▶ [Instruction] Carry none of the pictures over; write out the complete data exactly.

▶ [Data supplied]

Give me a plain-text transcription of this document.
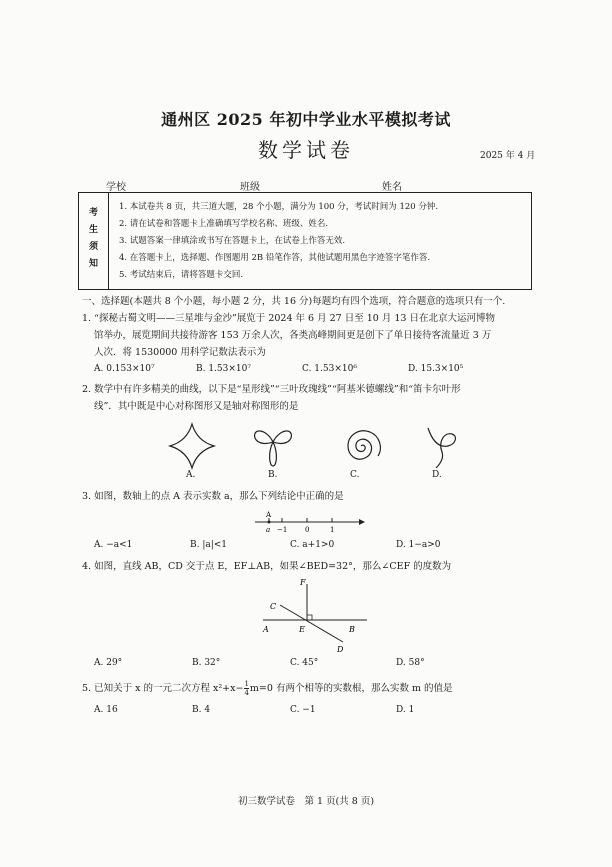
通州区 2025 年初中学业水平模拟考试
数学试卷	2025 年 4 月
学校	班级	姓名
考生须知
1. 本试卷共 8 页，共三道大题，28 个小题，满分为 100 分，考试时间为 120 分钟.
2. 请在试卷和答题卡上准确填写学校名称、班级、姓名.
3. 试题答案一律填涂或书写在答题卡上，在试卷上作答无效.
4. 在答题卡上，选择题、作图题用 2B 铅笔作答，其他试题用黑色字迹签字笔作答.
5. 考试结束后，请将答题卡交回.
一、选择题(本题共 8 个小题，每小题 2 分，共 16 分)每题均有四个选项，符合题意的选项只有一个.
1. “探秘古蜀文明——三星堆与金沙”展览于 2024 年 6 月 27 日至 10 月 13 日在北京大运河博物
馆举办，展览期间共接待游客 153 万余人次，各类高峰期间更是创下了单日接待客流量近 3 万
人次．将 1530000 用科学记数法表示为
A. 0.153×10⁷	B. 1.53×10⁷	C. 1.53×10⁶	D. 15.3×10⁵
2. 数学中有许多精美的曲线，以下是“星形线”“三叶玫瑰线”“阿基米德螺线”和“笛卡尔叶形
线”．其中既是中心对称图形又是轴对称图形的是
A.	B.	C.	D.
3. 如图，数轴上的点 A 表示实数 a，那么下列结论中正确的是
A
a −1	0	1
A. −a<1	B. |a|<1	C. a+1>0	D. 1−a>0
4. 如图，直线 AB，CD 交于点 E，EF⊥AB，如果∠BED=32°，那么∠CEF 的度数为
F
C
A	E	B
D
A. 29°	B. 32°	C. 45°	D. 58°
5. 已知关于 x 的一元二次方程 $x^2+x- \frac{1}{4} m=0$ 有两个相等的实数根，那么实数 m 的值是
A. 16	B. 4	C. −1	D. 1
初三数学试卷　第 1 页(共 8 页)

▶ [Problem solution]
Give me a plain-text transcription of this document.
通州区 2025 年初中学业水平模拟考试
数学试卷	2025 年 4 月
学校	班级	姓名
考生须知
1. 本试卷共 8 页，共三道大题，28 个小题，满分为 100 分，考试时间为 120 分钟.
2. 请在试卷和答题卡上准确填写学校名称、班级、姓名.
3. 试题答案一律填涂或书写在答题卡上，在试卷上作答无效.
4. 在答题卡上，选择题、作图题用 2B 铅笔作答，其他试题用黑色字迹签字笔作答.
5. 考试结束后，请将答题卡交回.
一、选择题(本题共 8 个小题，每小题 2 分，共 16 分)每题均有四个选项，符合题意的选项只有一个.
1. “探秘古蜀文明——三星堆与金沙”展览于 2024 年 6 月 27 日至 10 月 13 日在北京大运河博物
馆举办，展览期间共接待游客 153 万余人次，各类高峰期间更是创下了单日接待客流量近 3 万
人次．将 1530000 用科学记数法表示为
A. 0.153×10⁷	B. 1.53×10⁷	C. 1.53×10⁶	D. 15.3×10⁵
2. 数学中有许多精美的曲线，以下是“星形线”“三叶玫瑰线”“阿基米德螺线”和“笛卡尔叶形
线”．其中既是中心对称图形又是轴对称图形的是
A.	B.	C.	D.
3. 如图，数轴上的点 A 表示实数 a，那么下列结论中正确的是
A
a −1	0	1
A. −a<1	B. |a|<1	C. a+1>0	D. 1−a>0
4. 如图，直线 AB，CD 交于点 E，EF⊥AB，如果∠BED=32°，那么∠CEF 的度数为
F
C
A	E	B
D
A. 29°	B. 32°	C. 45°	D. 58°
5. 已知关于 x 的一元二次方程 $x^2+x- \frac{1}{4} m=0$ 有两个相等的实数根，那么实数 m 的值是
A. 16	B. 4	C. −1	D. 1
初三数学试卷　第 1 页(共 8 页)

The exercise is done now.